TASK DIRECTIONS –
What is the count of lines that hold the word "JSON"? Give only the number.

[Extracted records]
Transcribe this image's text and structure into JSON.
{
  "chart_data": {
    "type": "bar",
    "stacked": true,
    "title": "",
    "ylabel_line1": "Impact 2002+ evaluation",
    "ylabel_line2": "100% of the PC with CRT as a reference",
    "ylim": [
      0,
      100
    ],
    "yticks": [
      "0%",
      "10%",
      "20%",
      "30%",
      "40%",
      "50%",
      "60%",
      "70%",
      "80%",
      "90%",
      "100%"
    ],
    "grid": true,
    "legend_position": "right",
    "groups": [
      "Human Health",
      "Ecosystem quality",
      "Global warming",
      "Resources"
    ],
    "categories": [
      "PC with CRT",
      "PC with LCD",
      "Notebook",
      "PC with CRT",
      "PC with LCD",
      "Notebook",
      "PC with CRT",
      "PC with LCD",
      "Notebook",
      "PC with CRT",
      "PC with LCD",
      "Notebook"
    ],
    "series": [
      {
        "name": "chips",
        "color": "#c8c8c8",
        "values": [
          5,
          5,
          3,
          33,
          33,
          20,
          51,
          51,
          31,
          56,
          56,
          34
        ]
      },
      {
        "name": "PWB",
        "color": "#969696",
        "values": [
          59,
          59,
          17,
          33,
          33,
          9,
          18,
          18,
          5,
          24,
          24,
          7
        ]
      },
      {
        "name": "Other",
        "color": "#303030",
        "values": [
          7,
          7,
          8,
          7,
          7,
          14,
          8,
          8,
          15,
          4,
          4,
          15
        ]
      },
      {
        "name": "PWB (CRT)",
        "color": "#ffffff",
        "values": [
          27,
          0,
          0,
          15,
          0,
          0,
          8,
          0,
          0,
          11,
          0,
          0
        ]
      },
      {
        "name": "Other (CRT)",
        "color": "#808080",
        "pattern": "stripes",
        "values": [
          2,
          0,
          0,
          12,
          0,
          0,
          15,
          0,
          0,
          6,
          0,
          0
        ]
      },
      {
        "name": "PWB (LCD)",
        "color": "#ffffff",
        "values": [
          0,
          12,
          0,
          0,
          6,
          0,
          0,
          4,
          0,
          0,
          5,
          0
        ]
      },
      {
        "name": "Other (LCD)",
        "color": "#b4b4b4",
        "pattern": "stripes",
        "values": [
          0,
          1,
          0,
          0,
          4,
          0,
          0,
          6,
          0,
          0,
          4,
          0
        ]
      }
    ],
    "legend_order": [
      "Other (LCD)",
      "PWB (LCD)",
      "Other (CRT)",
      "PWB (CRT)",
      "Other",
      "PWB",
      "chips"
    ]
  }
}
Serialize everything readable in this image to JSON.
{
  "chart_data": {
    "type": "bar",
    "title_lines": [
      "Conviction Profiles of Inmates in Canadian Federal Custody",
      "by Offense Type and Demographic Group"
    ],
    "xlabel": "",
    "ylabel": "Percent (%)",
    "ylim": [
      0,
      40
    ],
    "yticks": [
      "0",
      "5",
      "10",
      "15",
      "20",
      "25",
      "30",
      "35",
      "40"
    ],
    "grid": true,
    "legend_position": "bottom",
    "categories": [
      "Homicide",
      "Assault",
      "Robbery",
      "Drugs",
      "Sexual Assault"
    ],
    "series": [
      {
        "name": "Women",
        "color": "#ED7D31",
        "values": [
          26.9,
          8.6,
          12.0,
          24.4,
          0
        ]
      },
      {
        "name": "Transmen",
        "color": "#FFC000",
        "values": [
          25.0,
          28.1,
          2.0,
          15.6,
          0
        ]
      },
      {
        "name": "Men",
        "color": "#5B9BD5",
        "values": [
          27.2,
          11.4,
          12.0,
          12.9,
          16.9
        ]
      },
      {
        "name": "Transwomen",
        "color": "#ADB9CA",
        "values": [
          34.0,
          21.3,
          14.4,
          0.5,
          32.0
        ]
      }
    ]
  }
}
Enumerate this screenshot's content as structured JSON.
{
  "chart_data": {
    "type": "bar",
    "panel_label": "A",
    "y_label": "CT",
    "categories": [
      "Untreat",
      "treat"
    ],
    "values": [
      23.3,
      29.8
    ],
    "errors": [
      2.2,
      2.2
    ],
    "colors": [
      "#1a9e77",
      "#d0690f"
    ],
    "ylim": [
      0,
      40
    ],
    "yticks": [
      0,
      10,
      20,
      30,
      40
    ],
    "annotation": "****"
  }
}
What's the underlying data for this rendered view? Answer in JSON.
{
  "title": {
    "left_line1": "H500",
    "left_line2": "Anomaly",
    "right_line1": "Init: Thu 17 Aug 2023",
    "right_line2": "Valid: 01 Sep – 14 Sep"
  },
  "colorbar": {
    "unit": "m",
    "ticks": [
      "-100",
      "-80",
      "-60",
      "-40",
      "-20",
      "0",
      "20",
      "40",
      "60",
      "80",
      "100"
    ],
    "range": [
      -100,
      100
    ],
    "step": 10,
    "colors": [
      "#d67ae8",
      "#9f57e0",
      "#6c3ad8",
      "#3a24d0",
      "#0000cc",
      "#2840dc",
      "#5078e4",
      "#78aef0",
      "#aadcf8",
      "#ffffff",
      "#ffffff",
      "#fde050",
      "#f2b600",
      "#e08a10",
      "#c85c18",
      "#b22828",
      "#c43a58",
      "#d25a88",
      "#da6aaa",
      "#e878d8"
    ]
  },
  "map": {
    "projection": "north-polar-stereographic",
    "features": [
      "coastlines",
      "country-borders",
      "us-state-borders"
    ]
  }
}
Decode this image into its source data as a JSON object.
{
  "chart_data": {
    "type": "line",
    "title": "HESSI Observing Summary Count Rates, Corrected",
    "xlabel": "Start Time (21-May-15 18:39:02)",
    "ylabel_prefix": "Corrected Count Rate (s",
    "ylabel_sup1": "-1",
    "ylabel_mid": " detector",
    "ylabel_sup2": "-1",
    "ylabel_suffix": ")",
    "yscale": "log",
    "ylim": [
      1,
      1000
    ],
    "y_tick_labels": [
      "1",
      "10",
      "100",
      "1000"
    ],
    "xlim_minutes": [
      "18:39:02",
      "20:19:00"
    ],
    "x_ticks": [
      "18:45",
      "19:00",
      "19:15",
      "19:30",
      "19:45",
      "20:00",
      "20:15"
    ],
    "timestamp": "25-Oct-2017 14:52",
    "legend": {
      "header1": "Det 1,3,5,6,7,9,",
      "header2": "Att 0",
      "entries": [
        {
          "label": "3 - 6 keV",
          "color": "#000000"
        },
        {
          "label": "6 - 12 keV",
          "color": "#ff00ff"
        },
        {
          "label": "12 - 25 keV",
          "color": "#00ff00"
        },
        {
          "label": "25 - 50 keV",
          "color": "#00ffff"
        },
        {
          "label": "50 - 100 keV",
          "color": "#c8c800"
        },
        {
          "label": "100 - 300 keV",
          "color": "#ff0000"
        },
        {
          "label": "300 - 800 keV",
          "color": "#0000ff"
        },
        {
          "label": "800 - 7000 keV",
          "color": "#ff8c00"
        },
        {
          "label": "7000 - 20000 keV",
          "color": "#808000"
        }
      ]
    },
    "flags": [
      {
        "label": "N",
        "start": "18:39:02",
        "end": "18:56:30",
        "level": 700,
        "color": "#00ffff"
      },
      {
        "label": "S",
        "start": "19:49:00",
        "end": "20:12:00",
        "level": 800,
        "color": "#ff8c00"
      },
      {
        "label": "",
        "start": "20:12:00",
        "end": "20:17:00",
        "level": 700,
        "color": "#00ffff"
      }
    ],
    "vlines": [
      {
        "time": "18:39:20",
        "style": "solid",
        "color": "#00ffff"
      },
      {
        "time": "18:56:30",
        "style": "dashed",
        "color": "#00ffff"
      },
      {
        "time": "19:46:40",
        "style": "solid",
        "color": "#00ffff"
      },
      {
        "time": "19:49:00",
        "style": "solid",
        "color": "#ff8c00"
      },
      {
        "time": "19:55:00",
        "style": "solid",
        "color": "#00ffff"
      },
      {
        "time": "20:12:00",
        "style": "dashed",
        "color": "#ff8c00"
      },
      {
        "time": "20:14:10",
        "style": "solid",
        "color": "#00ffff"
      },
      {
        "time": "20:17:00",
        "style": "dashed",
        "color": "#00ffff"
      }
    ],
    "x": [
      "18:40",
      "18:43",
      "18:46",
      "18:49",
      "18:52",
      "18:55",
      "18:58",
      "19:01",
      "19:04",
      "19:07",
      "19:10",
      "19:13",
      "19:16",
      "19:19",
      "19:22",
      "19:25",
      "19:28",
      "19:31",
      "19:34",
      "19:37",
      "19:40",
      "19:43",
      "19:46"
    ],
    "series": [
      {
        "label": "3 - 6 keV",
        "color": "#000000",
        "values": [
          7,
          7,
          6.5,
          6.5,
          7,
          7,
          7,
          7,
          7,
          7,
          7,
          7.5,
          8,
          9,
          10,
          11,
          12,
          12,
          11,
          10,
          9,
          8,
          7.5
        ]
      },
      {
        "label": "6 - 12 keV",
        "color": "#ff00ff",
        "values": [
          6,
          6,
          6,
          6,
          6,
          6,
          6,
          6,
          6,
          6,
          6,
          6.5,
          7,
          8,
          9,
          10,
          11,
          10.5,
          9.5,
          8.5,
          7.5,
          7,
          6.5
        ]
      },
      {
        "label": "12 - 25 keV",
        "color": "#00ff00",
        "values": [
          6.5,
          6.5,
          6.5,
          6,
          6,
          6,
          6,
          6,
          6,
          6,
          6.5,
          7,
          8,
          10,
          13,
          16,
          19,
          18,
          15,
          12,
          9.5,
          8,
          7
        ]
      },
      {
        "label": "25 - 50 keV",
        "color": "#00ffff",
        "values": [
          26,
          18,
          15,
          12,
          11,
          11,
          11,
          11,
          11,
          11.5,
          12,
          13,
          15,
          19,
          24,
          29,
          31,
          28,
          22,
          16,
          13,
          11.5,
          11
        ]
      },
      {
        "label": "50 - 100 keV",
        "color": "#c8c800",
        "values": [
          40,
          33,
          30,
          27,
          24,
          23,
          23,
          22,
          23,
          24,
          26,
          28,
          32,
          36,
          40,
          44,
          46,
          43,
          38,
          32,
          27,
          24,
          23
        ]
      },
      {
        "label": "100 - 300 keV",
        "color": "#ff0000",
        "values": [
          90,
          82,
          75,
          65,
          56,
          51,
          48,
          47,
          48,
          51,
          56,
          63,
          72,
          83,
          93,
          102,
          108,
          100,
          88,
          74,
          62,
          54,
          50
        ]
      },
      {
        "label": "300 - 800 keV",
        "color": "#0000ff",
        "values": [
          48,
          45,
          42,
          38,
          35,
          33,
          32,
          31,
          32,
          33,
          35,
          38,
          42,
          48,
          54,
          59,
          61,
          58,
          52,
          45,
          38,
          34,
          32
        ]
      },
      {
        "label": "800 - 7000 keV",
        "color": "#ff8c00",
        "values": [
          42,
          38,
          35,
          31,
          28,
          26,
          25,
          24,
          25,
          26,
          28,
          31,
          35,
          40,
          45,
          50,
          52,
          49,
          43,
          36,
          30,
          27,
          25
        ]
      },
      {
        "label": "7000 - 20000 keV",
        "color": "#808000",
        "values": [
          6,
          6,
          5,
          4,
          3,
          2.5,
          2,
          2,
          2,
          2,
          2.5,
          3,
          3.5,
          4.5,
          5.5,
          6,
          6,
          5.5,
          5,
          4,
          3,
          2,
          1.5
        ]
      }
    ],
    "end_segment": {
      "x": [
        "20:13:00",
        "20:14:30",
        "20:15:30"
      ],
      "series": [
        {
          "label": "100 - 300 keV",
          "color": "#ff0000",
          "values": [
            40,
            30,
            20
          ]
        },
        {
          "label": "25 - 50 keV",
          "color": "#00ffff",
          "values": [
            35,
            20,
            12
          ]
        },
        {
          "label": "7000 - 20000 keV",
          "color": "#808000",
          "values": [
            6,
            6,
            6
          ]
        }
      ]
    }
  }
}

THE OUTPUT –
5